• **What you are asked to do**
Filter the records below down to lines containing "cloud".

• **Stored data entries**
***

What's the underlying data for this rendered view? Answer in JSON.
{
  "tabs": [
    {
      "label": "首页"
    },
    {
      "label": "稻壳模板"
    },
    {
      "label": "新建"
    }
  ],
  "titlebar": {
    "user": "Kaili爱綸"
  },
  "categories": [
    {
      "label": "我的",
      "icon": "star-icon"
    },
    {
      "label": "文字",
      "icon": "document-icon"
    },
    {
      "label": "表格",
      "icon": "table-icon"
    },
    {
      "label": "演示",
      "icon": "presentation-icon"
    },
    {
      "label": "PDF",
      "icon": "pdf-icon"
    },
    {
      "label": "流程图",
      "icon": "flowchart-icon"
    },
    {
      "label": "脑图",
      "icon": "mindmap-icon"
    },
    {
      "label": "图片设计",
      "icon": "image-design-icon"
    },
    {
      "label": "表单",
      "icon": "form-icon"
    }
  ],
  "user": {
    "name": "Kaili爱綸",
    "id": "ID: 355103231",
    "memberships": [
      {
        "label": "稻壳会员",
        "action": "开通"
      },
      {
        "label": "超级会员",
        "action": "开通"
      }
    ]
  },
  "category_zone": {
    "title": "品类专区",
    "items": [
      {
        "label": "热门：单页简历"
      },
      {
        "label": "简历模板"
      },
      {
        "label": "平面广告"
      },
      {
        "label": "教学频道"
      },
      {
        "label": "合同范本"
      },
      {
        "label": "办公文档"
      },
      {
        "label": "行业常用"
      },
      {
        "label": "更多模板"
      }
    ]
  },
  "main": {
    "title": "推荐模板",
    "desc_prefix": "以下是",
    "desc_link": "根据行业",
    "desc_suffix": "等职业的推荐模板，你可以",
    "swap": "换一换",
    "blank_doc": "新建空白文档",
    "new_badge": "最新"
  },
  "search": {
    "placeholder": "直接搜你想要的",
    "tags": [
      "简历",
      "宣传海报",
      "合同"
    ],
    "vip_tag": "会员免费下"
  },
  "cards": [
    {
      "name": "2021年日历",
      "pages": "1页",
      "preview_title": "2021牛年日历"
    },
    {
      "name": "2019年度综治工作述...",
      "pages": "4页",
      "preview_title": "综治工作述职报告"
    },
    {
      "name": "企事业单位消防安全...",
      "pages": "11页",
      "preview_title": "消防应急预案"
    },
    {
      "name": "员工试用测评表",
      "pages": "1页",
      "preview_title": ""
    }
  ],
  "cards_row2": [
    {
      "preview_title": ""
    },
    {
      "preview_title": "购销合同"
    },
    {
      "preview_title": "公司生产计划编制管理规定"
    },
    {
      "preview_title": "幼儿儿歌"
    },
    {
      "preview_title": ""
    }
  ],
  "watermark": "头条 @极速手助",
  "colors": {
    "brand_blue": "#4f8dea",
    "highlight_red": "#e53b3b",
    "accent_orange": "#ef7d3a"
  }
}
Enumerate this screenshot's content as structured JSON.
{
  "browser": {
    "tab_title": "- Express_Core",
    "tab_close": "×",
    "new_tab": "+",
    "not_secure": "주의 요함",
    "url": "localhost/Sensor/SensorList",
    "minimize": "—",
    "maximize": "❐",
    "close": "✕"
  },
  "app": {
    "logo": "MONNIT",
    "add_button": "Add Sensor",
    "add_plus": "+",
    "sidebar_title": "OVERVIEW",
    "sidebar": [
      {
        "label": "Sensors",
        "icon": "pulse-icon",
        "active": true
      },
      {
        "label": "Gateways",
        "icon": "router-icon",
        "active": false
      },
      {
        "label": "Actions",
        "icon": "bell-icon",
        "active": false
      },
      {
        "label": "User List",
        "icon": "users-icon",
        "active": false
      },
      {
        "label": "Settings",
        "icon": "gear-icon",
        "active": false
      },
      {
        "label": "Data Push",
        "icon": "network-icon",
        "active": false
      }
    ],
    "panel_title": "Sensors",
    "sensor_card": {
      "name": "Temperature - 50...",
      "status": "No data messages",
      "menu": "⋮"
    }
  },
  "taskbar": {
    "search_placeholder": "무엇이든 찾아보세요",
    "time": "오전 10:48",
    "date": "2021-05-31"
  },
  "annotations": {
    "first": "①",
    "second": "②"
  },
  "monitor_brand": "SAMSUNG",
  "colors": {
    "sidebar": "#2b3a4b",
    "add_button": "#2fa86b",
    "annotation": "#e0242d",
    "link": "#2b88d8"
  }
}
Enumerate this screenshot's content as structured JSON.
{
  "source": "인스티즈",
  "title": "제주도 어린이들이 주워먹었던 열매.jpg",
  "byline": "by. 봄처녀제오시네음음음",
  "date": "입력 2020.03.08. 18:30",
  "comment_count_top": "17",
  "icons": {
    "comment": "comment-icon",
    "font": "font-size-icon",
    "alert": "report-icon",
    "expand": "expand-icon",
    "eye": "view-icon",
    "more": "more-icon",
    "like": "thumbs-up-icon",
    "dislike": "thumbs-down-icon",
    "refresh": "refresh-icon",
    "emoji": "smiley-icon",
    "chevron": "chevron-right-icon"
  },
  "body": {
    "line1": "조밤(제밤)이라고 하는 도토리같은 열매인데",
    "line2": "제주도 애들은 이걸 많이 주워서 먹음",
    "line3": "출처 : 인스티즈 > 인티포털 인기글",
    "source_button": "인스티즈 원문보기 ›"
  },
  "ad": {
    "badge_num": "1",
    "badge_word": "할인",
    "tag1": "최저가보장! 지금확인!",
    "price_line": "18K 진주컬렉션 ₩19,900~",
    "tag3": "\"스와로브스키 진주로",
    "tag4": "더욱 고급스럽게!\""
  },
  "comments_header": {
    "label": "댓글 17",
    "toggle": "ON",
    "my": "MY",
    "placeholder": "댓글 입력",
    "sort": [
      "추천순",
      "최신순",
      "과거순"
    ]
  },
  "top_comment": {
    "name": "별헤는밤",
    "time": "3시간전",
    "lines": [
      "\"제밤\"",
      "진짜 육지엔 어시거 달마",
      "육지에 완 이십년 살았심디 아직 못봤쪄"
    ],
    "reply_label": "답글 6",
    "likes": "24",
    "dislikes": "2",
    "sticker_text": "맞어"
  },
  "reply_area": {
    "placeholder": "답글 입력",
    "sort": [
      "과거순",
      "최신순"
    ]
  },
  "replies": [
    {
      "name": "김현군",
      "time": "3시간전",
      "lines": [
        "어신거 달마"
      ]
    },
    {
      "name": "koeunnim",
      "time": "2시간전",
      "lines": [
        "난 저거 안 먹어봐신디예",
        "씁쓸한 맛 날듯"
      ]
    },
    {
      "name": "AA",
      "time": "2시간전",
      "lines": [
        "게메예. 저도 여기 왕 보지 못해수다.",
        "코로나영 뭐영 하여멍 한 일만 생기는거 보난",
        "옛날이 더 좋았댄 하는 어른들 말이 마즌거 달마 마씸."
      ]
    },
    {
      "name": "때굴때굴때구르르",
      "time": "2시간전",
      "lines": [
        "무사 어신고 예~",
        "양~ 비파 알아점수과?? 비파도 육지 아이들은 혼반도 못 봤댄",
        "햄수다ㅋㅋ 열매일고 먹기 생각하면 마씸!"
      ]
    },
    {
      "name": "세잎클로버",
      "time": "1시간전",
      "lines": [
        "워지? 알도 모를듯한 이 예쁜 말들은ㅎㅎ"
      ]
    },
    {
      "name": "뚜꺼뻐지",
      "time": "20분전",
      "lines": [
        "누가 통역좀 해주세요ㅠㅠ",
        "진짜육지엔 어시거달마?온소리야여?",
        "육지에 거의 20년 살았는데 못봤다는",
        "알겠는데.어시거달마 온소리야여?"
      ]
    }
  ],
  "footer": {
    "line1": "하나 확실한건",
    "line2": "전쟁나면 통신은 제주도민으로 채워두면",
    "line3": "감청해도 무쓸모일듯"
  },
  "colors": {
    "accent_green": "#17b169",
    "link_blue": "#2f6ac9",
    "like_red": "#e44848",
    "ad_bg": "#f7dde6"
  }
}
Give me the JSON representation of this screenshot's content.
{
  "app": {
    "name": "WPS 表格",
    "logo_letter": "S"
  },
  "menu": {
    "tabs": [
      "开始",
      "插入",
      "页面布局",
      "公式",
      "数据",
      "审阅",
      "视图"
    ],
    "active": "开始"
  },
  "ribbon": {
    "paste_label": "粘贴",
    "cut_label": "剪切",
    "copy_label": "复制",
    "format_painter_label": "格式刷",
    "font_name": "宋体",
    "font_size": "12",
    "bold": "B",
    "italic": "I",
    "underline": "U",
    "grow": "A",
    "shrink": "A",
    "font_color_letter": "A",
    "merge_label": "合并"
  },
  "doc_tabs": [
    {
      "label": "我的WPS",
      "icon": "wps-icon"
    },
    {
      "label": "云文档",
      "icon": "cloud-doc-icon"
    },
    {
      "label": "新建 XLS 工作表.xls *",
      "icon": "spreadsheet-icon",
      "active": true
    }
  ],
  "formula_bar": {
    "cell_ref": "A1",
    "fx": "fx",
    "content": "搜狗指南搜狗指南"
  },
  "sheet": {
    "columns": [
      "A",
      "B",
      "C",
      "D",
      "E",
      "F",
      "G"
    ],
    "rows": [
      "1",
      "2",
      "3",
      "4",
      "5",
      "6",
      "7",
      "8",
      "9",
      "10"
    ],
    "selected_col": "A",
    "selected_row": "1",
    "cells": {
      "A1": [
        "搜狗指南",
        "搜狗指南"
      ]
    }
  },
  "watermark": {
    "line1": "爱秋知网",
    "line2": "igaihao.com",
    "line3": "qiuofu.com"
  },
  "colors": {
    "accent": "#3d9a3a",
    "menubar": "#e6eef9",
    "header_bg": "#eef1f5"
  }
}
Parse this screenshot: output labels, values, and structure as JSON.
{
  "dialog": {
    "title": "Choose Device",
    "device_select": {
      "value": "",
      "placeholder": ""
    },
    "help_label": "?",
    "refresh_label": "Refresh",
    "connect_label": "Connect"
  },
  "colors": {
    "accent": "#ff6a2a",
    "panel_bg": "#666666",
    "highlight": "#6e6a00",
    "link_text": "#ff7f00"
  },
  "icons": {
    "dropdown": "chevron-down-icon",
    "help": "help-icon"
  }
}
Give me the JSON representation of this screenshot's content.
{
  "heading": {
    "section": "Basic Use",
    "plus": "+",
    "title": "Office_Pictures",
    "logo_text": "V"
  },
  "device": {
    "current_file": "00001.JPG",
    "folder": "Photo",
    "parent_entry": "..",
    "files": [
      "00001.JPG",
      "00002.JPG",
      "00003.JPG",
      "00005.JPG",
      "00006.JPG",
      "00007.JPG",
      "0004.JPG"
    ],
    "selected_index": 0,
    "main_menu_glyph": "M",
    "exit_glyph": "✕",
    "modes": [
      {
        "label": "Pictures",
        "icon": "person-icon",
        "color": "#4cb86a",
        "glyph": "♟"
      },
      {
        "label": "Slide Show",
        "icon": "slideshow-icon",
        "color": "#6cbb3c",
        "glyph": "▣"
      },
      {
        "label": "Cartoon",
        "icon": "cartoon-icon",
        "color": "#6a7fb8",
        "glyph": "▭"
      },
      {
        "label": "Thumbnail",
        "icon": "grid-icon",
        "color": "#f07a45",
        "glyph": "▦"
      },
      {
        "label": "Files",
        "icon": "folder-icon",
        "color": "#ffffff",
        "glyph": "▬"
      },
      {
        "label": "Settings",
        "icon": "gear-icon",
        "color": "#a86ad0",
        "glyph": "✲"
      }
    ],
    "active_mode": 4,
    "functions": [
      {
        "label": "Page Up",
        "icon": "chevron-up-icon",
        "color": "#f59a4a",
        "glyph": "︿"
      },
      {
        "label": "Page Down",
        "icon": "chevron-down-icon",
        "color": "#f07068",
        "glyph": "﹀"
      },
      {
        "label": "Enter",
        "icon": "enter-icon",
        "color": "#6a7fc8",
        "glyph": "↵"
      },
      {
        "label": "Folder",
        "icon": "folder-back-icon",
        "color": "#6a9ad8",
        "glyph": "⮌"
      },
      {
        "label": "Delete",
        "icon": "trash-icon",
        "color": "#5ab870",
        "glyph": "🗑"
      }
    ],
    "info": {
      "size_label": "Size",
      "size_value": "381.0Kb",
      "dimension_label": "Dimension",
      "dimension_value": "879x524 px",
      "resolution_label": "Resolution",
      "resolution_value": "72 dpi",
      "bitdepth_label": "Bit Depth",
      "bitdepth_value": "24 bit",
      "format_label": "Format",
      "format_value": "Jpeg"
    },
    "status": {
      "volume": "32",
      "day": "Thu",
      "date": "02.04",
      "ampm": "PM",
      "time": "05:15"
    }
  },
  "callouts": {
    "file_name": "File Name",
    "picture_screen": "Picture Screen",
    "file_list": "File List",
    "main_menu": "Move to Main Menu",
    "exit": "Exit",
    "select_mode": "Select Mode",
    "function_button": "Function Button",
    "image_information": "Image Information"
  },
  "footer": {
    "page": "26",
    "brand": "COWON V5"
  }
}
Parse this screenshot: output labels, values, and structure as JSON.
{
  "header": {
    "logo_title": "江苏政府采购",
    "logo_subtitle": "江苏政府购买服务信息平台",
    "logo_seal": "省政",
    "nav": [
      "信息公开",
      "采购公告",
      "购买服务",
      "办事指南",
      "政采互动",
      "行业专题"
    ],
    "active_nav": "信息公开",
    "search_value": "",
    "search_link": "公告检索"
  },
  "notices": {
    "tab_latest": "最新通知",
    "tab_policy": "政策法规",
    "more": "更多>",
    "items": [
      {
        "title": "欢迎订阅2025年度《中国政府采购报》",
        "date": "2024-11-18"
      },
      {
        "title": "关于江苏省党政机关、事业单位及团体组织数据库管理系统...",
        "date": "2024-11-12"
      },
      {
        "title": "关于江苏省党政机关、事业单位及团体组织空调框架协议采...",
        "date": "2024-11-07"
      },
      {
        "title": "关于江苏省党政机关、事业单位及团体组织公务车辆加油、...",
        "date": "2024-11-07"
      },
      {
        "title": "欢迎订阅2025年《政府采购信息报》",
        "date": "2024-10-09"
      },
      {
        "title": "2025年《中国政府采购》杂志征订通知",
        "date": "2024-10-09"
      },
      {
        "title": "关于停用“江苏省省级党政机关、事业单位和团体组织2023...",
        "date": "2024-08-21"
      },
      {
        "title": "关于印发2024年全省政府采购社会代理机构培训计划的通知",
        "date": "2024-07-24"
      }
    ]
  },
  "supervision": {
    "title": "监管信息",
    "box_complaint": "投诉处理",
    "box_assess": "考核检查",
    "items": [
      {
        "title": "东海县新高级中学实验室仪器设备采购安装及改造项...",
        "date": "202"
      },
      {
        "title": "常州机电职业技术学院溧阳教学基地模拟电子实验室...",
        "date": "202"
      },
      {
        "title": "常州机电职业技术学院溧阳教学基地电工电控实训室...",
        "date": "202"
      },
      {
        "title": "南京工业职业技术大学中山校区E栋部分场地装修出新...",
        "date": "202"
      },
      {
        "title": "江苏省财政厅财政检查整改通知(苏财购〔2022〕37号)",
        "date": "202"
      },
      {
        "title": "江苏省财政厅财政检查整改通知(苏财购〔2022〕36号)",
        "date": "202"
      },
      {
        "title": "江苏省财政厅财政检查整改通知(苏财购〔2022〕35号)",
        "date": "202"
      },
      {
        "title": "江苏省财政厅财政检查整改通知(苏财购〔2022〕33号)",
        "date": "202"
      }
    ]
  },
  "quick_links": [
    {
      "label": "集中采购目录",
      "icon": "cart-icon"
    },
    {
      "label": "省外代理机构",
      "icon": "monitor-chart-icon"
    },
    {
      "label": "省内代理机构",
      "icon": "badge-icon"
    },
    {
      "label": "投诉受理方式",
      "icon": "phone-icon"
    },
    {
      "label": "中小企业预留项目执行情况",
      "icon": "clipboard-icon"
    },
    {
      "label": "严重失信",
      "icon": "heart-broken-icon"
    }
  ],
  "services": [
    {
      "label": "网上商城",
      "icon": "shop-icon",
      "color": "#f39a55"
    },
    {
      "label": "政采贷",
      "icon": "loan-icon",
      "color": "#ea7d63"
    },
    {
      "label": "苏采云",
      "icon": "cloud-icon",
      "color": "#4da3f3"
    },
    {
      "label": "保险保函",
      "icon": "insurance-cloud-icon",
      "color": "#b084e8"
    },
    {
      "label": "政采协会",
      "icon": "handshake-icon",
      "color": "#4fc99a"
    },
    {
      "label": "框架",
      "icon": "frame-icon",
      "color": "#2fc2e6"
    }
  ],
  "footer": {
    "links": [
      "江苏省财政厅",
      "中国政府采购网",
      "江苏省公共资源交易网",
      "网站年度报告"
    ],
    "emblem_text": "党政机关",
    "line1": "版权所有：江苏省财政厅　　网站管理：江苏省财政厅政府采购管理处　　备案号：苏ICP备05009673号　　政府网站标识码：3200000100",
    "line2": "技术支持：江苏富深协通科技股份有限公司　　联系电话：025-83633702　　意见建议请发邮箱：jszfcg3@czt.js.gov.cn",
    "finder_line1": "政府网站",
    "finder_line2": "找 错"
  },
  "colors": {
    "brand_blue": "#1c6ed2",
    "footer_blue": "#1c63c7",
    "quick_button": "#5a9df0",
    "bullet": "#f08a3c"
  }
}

***

• **Response to the task**
      "icon": "cloud-doc-icon"
      "icon": "cloud-icon",
      "icon": "insurance-cloud-icon",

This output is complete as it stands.